Data records:
>> start
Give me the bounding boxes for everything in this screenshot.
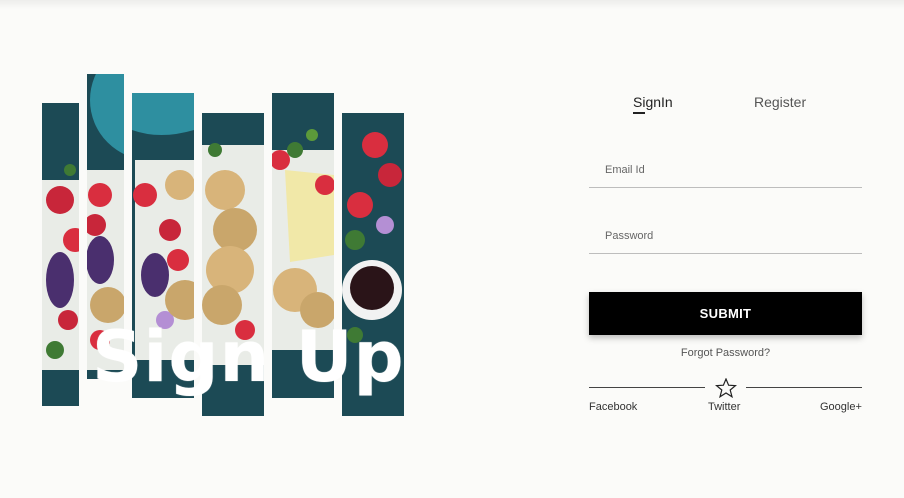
facebook-link[interactable]: Facebook <box>589 401 637 413</box>
submit-button[interactable]: SUBMIT <box>589 292 862 335</box>
tab-signin[interactable]: SignIn <box>633 94 673 114</box>
star-outline-icon <box>715 378 737 398</box>
email-input[interactable] <box>603 163 857 177</box>
divider-right <box>746 387 862 388</box>
divider-left <box>589 387 705 388</box>
password-input[interactable] <box>603 229 857 243</box>
twitter-link[interactable]: Twitter <box>708 401 740 413</box>
image-strip <box>42 103 79 406</box>
google-plus-link[interactable]: Google+ <box>820 401 862 413</box>
hero-artwork: Sign Up <box>0 0 450 498</box>
tab-register[interactable]: Register <box>754 94 806 110</box>
email-field <box>589 147 862 188</box>
forgot-password-link[interactable]: Forgot Password? <box>589 347 862 359</box>
hero-title: Sign Up <box>92 316 405 398</box>
password-field <box>589 213 862 254</box>
auth-tabs: SignIn Register <box>589 94 862 116</box>
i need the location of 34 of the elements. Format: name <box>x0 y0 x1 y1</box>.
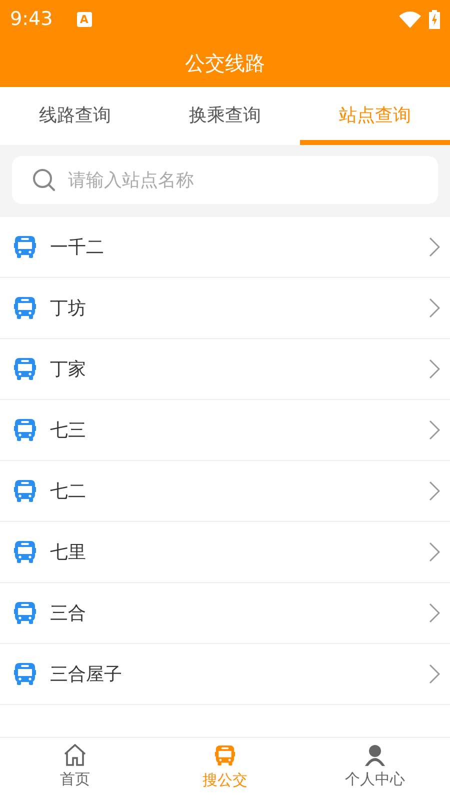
bus-icon <box>215 744 235 767</box>
station-name: 丁坊 <box>50 296 87 320</box>
battery-icon <box>429 10 440 28</box>
person-icon <box>364 744 386 766</box>
bus-icon <box>14 357 36 381</box>
chevron-icon <box>429 603 440 623</box>
chevron-icon <box>429 481 440 501</box>
bus-icon <box>14 235 36 259</box>
bus-icon <box>14 479 36 503</box>
chevron-icon <box>429 359 440 379</box>
station-name: 七三 <box>50 418 87 442</box>
chevron-icon <box>429 664 440 684</box>
bus-icon <box>14 601 36 625</box>
bus-icon <box>14 540 36 564</box>
notification-icon: A <box>76 12 92 26</box>
bus-icon <box>14 418 36 442</box>
station-name: 一千二 <box>50 236 105 260</box>
chevron-icon <box>429 298 440 318</box>
wifi-icon <box>399 10 421 28</box>
status-time: 9:43 <box>10 6 53 32</box>
station-name: 七里 <box>50 540 87 564</box>
chevron-icon <box>429 237 440 257</box>
home-icon <box>63 744 87 766</box>
chevron-icon <box>429 420 440 440</box>
chevron-icon <box>429 542 440 562</box>
station-name: 丁家 <box>50 358 87 382</box>
bus-icon <box>14 662 36 686</box>
page-title: 公交线路 <box>185 50 265 76</box>
station-name: 七二 <box>50 480 87 504</box>
station-name: 三合 <box>50 602 87 626</box>
bus-icon <box>14 296 36 320</box>
search-bar[interactable]: 请输入站点名称 <box>12 156 438 204</box>
station-name: 三合屋子 <box>50 662 123 686</box>
search-icon <box>32 168 56 192</box>
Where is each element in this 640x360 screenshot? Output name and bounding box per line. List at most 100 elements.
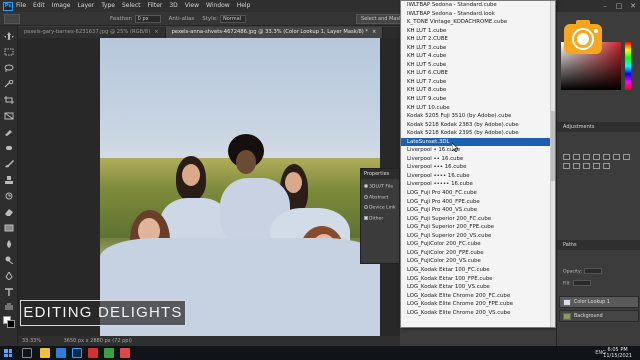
type-tool-icon[interactable]: [4, 288, 14, 296]
menu-type[interactable]: Type: [101, 0, 115, 12]
marquee-tool-preset[interactable]: [4, 13, 20, 24]
app-icon[interactable]: [88, 348, 98, 358]
lut-option[interactable]: KH LUT 2.CUBE: [401, 35, 555, 44]
frame-tool-icon[interactable]: [4, 112, 14, 120]
menu-help[interactable]: Help: [237, 0, 251, 12]
maximize-icon[interactable]: □: [612, 0, 626, 12]
lut-option[interactable]: LOG_Fuji Superior 200_VS.cube: [401, 232, 555, 241]
hue-saturation-icon[interactable]: [613, 154, 620, 160]
lut-option[interactable]: Liverpool • 16.cube: [401, 146, 555, 155]
photo-filter-icon[interactable]: [573, 163, 580, 169]
lut-option[interactable]: Kodak 5218 Kodak 2383 (by Adobe).cube: [401, 121, 555, 130]
menu-view[interactable]: View: [185, 0, 199, 12]
lut-option[interactable]: LOG_Fuji Pro 400_FPE.cube: [401, 198, 555, 207]
edge-icon[interactable]: [56, 348, 66, 358]
lut-option[interactable]: LOG_Fuji Pro 400_FC.cube: [401, 189, 555, 198]
eyedropper-tool-icon[interactable]: [4, 128, 14, 136]
lut-option[interactable]: Kodak 5218 Kodak 2395 (by Adobe).cube: [401, 129, 555, 138]
lut-option[interactable]: LOG_FujiColor 200_FC.cube: [401, 240, 555, 249]
lut-option[interactable]: Liverpool •••• 16.cube: [401, 172, 555, 181]
dropdown-scrollbar[interactable]: [550, 1, 555, 327]
history-brush-tool-icon[interactable]: [4, 192, 14, 200]
taskbar-clock[interactable]: 6:05 PM 11/15/2021: [603, 347, 632, 359]
blur-tool-icon[interactable]: [4, 240, 14, 248]
color-lookup-icon[interactable]: [593, 163, 600, 169]
lut-option[interactable]: Kodak 5205 Fuji 3510 (by Adobe).cube: [401, 112, 555, 121]
opacity-control[interactable]: Opacity:: [563, 268, 602, 275]
lut-option[interactable]: KH LUT 10.cube: [401, 104, 555, 113]
lut-option[interactable]: IWLTBAP Sedona - Standard.look: [401, 10, 555, 19]
menu-layer[interactable]: Layer: [77, 0, 94, 12]
photoshop-taskbar-icon[interactable]: [72, 348, 82, 358]
lut-option[interactable]: KH LUT 7.cube: [401, 78, 555, 87]
brush-tool-icon[interactable]: [4, 160, 14, 168]
lut-option[interactable]: LOG_Fuji Pro 400_VS.cube: [401, 206, 555, 215]
lut-option[interactable]: LateSunset.3DL: [401, 137, 555, 147]
scrollbar-thumb[interactable]: [551, 111, 555, 181]
menu-file[interactable]: File: [16, 0, 26, 12]
lut-option[interactable]: LOG_FujiColor 200_VS.cube: [401, 257, 555, 266]
move-tool-icon[interactable]: [4, 32, 14, 40]
lut-option[interactable]: KH LUT 4.cube: [401, 52, 555, 61]
channel-mixer-icon[interactable]: [583, 163, 590, 169]
lut-option[interactable]: KH LUT 5.cube: [401, 61, 555, 70]
lut-option[interactable]: LOG_Kodak Ektar 100_FPE.cube: [401, 275, 555, 284]
hand-tool-icon[interactable]: [4, 302, 14, 310]
lut-option[interactable]: LOG_Fuji Superior 200_FC.cube: [401, 215, 555, 224]
paths-title[interactable]: Paths: [557, 240, 640, 250]
radio-device-link[interactable]: Device Link: [361, 205, 399, 211]
minimize-icon[interactable]: –: [598, 0, 612, 12]
lut-option[interactable]: LOG_Fuji Superior 200_FPE.cube: [401, 223, 555, 232]
opacity-input[interactable]: [583, 268, 602, 274]
marquee-tool-icon[interactable]: [4, 48, 14, 56]
color-balance-icon[interactable]: [623, 154, 630, 160]
close-icon[interactable]: ✕: [626, 0, 640, 12]
lut-option[interactable]: KH LUT 8.cube: [401, 86, 555, 95]
dither-checkbox[interactable]: Dither: [361, 215, 399, 221]
lut-option[interactable]: KH LUT 1.cube: [401, 27, 555, 36]
layer-color-lookup[interactable]: Color Lookup 1: [559, 296, 639, 308]
lasso-tool-icon[interactable]: [4, 64, 14, 72]
file-explorer-icon[interactable]: [40, 348, 50, 358]
menu-3d[interactable]: 3D: [169, 0, 177, 12]
healing-brush-tool-icon[interactable]: [4, 144, 14, 152]
antialias-checkbox[interactable]: Anti-alias: [169, 16, 195, 22]
app-icon[interactable]: [104, 348, 114, 358]
lut-option[interactable]: K_TONE Vintage_KODACHROME.cube: [401, 18, 555, 27]
search-icon[interactable]: [22, 348, 32, 358]
lut-option[interactable]: LOG_Kodak Ektar 100_VS.cube: [401, 283, 555, 292]
lut-option[interactable]: LOG_Kodak Elite Chrome 200_FC.cube: [401, 292, 555, 301]
lut-option[interactable]: Liverpool •• 16.cube: [401, 155, 555, 164]
pen-tool-icon[interactable]: [4, 272, 14, 280]
fill-control[interactable]: Fill:: [563, 280, 591, 287]
exposure-icon[interactable]: [593, 154, 600, 160]
menu-filter[interactable]: Filter: [148, 0, 163, 12]
dodge-tool-icon[interactable]: [4, 256, 14, 264]
lut-option[interactable]: LOG_FujiColor 200_FPE.cube: [401, 249, 555, 258]
fill-input[interactable]: [572, 280, 591, 286]
layer-background[interactable]: Background: [559, 310, 639, 322]
lut-dropdown-list[interactable]: IWLTBAP Sedona - Standard.cube IWLTBAP Se…: [400, 0, 556, 328]
lut-option[interactable]: IWLTBAP Sedona - Standard.cube: [401, 1, 555, 10]
close-tab-icon[interactable]: ×: [372, 29, 376, 35]
lut-option[interactable]: KH LUT 9.cube: [401, 95, 555, 104]
levels-icon[interactable]: [573, 154, 580, 160]
document-canvas[interactable]: [18, 38, 400, 336]
adjustments-title[interactable]: Adjustments: [557, 122, 640, 132]
quick-select-tool-icon[interactable]: [4, 80, 14, 88]
lut-option[interactable]: Liverpool ••• 16.cube: [401, 163, 555, 172]
lut-option[interactable]: LOG_Kodak Elite Chrome 200_FPE.cube: [401, 300, 555, 309]
menu-image[interactable]: Image: [52, 0, 71, 12]
app-icon[interactable]: [120, 348, 130, 358]
menu-window[interactable]: Window: [206, 0, 230, 12]
style-select[interactable]: Normal: [219, 14, 246, 23]
eraser-tool-icon[interactable]: [4, 208, 14, 216]
brightness-contrast-icon[interactable]: [563, 154, 570, 160]
hue-slider[interactable]: [625, 42, 631, 90]
lut-option[interactable]: KH LUT 3.cube: [401, 44, 555, 53]
menu-select[interactable]: Select: [122, 0, 141, 12]
gradient-tool-icon[interactable]: [4, 224, 14, 232]
invert-icon[interactable]: [603, 163, 610, 169]
windows-start-icon[interactable]: [4, 349, 12, 357]
lut-option[interactable]: Liverpool ••••• 16.cube: [401, 180, 555, 189]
>> end
→ What is asked
Reproduce verbatim the stretch of entries above, from the line containing "facebook-link[interactable]: Facebook <box>589" through the line containing "i need the location", including both of those lines.

→ Task output
facebook-link[interactable]: Facebook <box>589 401 637 413</box>
submit-button[interactable]: SUBMIT <box>589 292 862 335</box>
tab-signin[interactable]: SignIn <box>633 94 673 114</box>
star-outline-icon <box>715 378 737 398</box>
email-input[interactable] <box>603 163 857 177</box>
divider-right <box>746 387 862 388</box>
divider-left <box>589 387 705 388</box>
password-input[interactable] <box>603 229 857 243</box>
twitter-link[interactable]: Twitter <box>708 401 740 413</box>
image-strip <box>42 103 79 406</box>
google-plus-link[interactable]: Google+ <box>820 401 862 413</box>
hero-artwork: Sign Up <box>0 0 450 498</box>
tab-register[interactable]: Register <box>754 94 806 110</box>
email-field <box>589 147 862 188</box>
forgot-password-link[interactable]: Forgot Password? <box>589 347 862 359</box>
hero-title: Sign Up <box>92 316 405 398</box>
password-field <box>589 213 862 254</box>
auth-tabs: SignIn Register <box>589 94 862 116</box>
i need the location of 34 of the elements. Format: name <box>x0 y0 x1 y1</box>.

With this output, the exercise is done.